Begin INFORMATION GIVEN
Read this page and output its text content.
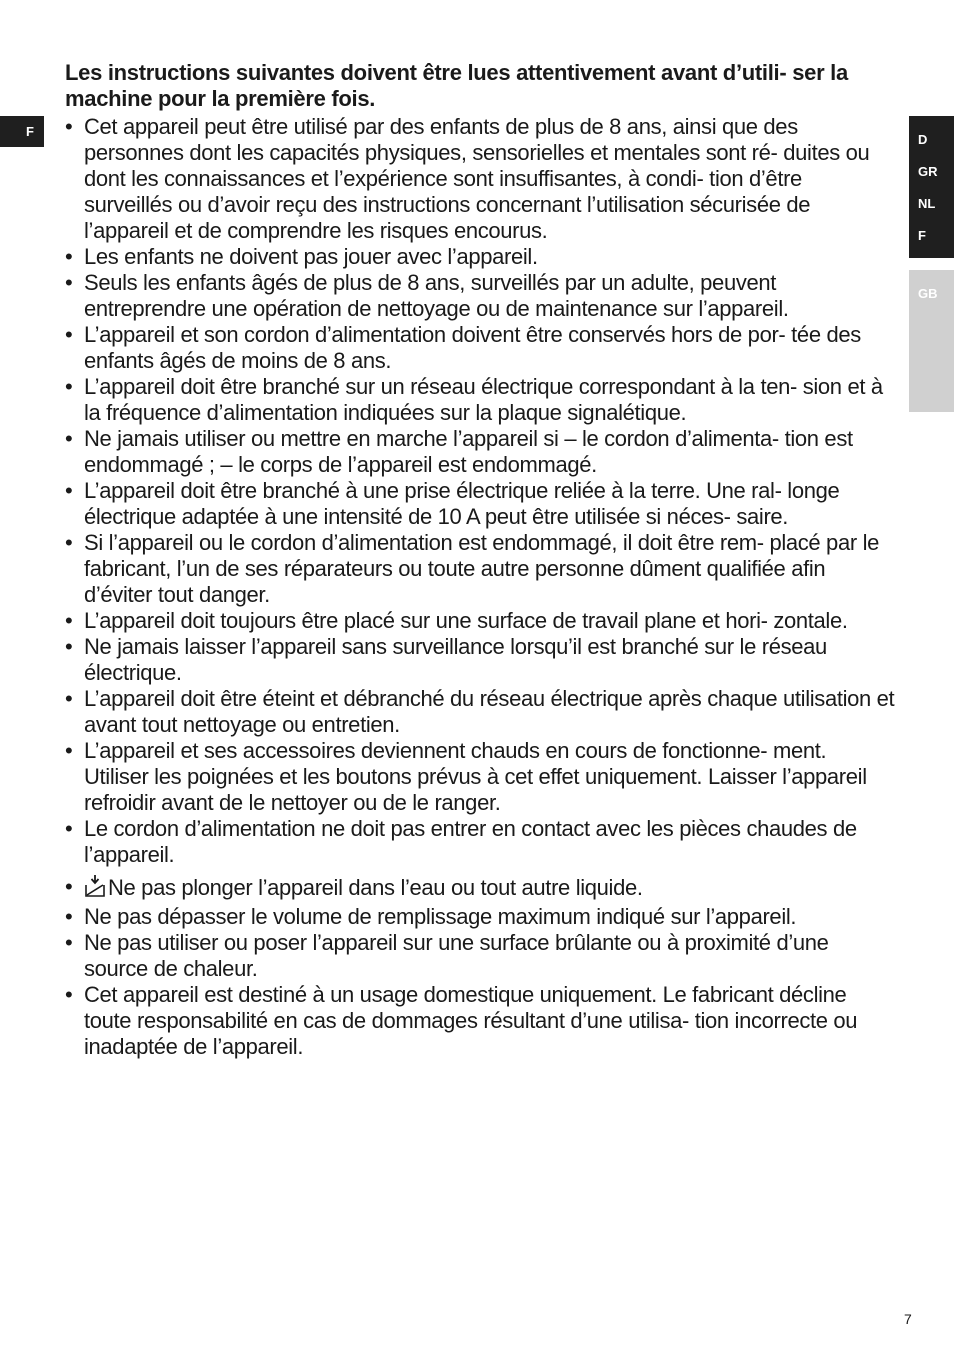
F
D
GR
NL
F
GB

Les instructions suivantes doivent être lues attentivement avant d’utili- ser la machine pour la première fois.

• Cet appareil peut être utilisé par des enfants de plus de 8 ans, ainsi que des personnes dont les capacités physiques, sensorielles et mentales sont ré- duites ou dont les connaissances et l’expérience sont insuffisantes, à condi- tion d’être surveillés ou d’avoir reçu des instructions concernant l’utilisation sécurisée de l’appareil et de comprendre les risques encourus.
• Les enfants ne doivent pas jouer avec l’appareil.
• Seuls les enfants âgés de plus de 8 ans, surveillés par un adulte, peuvent entreprendre une opération de nettoyage ou de maintenance sur l’appareil.
• L’appareil et son cordon d’alimentation doivent être conservés hors de por- tée des enfants âgés de moins de 8 ans.
• L’appareil doit être branché sur un réseau électrique correspondant à la ten- sion et à la fréquence d’alimentation indiquées sur la plaque signalétique.
• Ne jamais utiliser ou mettre en marche l’appareil si – le cordon d’alimenta- tion est endommagé ; – le corps de l’appareil est endommagé.
• L’appareil doit être branché à une prise électrique reliée à la terre. Une ral- longe électrique adaptée à une intensité de 10 A peut être utilisée si néces- saire.
• Si l’appareil ou le cordon d’alimentation est endommagé, il doit être rem- placé par le fabricant, l’un de ses réparateurs ou toute autre personne dûment qualifiée afin d’éviter tout danger.
• L’appareil doit toujours être placé sur une surface de travail plane et hori- zontale.
• Ne jamais laisser l’appareil sans surveillance lorsqu’il est branché sur le réseau électrique.
• L’appareil doit être éteint et débranché du réseau électrique après chaque utilisation et avant tout nettoyage ou entretien.
• L’appareil et ses accessoires deviennent chauds en cours de fonctionne- ment. Utiliser les poignées et les boutons prévus à cet effet uniquement. Laisser l’appareil refroidir avant de le nettoyer ou de le ranger.
• Le cordon d’alimentation ne doit pas entrer en contact avec les pièces chaudes de l’appareil.
• Ne pas plonger l’appareil dans l’eau ou tout autre liquide.
• Ne pas dépasser le volume de remplissage maximum indiqué sur l’appareil.
• Ne pas utiliser ou poser l’appareil sur une surface brûlante ou à proximité d’une source de chaleur.
• Cet appareil est destiné à un usage domestique uniquement. Le fabricant décline toute responsabilité en cas de dommages résultant d’une utilisa- tion incorrecte ou inadaptée de l’appareil.
7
End INFORMATION GIVEN
### SET EXERCISE
Output all the records, word for word, with no pictures in the copy.

### EXERCISE RESPONSE
Read this page and output its text content.
F
D
GR
NL
F
GB

Les instructions suivantes doivent être lues attentivement avant d’utili- ser la machine pour la première fois.

• Cet appareil peut être utilisé par des enfants de plus de 8 ans, ainsi que des personnes dont les capacités physiques, sensorielles et mentales sont ré- duites ou dont les connaissances et l’expérience sont insuffisantes, à condi- tion d’être surveillés ou d’avoir reçu des instructions concernant l’utilisation sécurisée de l’appareil et de comprendre les risques encourus.
• Les enfants ne doivent pas jouer avec l’appareil.
• Seuls les enfants âgés de plus de 8 ans, surveillés par un adulte, peuvent entreprendre une opération de nettoyage ou de maintenance sur l’appareil.
• L’appareil et son cordon d’alimentation doivent être conservés hors de por- tée des enfants âgés de moins de 8 ans.
• L’appareil doit être branché sur un réseau électrique correspondant à la ten- sion et à la fréquence d’alimentation indiquées sur la plaque signalétique.
• Ne jamais utiliser ou mettre en marche l’appareil si – le cordon d’alimenta- tion est endommagé ; – le corps de l’appareil est endommagé.
• L’appareil doit être branché à une prise électrique reliée à la terre. Une ral- longe électrique adaptée à une intensité de 10 A peut être utilisée si néces- saire.
• Si l’appareil ou le cordon d’alimentation est endommagé, il doit être rem- placé par le fabricant, l’un de ses réparateurs ou toute autre personne dûment qualifiée afin d’éviter tout danger.
• L’appareil doit toujours être placé sur une surface de travail plane et hori- zontale.
• Ne jamais laisser l’appareil sans surveillance lorsqu’il est branché sur le réseau électrique.
• L’appareil doit être éteint et débranché du réseau électrique après chaque utilisation et avant tout nettoyage ou entretien.
• L’appareil et ses accessoires deviennent chauds en cours de fonctionne- ment. Utiliser les poignées et les boutons prévus à cet effet uniquement. Laisser l’appareil refroidir avant de le nettoyer ou de le ranger.
• Le cordon d’alimentation ne doit pas entrer en contact avec les pièces chaudes de l’appareil.
• Ne pas plonger l’appareil dans l’eau ou tout autre liquide.
• Ne pas dépasser le volume de remplissage maximum indiqué sur l’appareil.
• Ne pas utiliser ou poser l’appareil sur une surface brûlante ou à proximité d’une source de chaleur.
• Cet appareil est destiné à un usage domestique uniquement. Le fabricant décline toute responsabilité en cas de dommages résultant d’une utilisa- tion incorrecte ou inadaptée de l’appareil.
7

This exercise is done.